#### What is expected:
Omit the pictures from the entries below and retype everything else exactly.

- - - - -

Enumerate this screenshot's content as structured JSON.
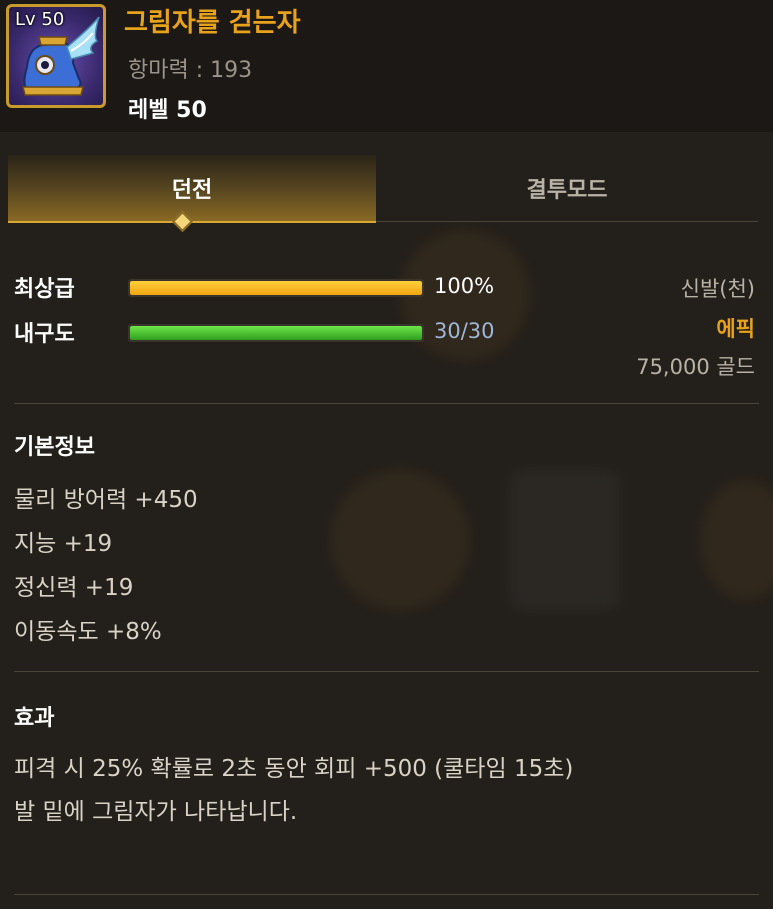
{
  "item": {
    "level_badge": "Lv 50",
    "name": "그림자를 걷는자",
    "magic_resist": "항마력 : 193",
    "required_level": "레벨 50"
  },
  "tabs": [
    {
      "label": "던전",
      "active": true
    },
    {
      "label": "결투모드",
      "active": false
    }
  ],
  "stats": {
    "quality": {
      "label": "최상급",
      "value": "100%",
      "percent": 100
    },
    "durability": {
      "label": "내구도",
      "value": "30/30",
      "percent": 100
    }
  },
  "meta": {
    "type": "신발(천)",
    "rarity": "에픽",
    "price": "75,000 골드"
  },
  "basic_info": {
    "title": "기본정보",
    "lines": [
      "물리 방어력 +450",
      "지능 +19",
      "정신력 +19",
      "이동속도 +8%"
    ]
  },
  "effect": {
    "title": "효과",
    "lines": [
      "피격 시 25% 확률로 2초 동안 회피 +500 (쿨타임 15초)",
      "발 밑에 그림자가 나타납니다."
    ]
  },
  "colors": {
    "rarity_epic": "#e8a21c",
    "quality_bar": "#f0a512",
    "durability_bar": "#2f9e1e",
    "durability_text": "#9fb7d6"
  },
  "icons": {
    "item": "winged-shoe-icon"
  }
}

- - - - -

#### Exercise response:
Enumerate this screenshot's content as structured JSON.
{
  "item": {
    "level_badge": "Lv 50",
    "name": "그림자를 걷는자",
    "magic_resist": "항마력 : 193",
    "required_level": "레벨 50"
  },
  "tabs": [
    {
      "label": "던전",
      "active": true
    },
    {
      "label": "결투모드",
      "active": false
    }
  ],
  "stats": {
    "quality": {
      "label": "최상급",
      "value": "100%",
      "percent": 100
    },
    "durability": {
      "label": "내구도",
      "value": "30/30",
      "percent": 100
    }
  },
  "meta": {
    "type": "신발(천)",
    "rarity": "에픽",
    "price": "75,000 골드"
  },
  "basic_info": {
    "title": "기본정보",
    "lines": [
      "물리 방어력 +450",
      "지능 +19",
      "정신력 +19",
      "이동속도 +8%"
    ]
  },
  "effect": {
    "title": "효과",
    "lines": [
      "피격 시 25% 확률로 2초 동안 회피 +500 (쿨타임 15초)",
      "발 밑에 그림자가 나타납니다."
    ]
  },
  "colors": {
    "rarity_epic": "#e8a21c",
    "quality_bar": "#f0a512",
    "durability_bar": "#2f9e1e",
    "durability_text": "#9fb7d6"
  },
  "icons": {
    "item": "winged-shoe-icon"
  }
}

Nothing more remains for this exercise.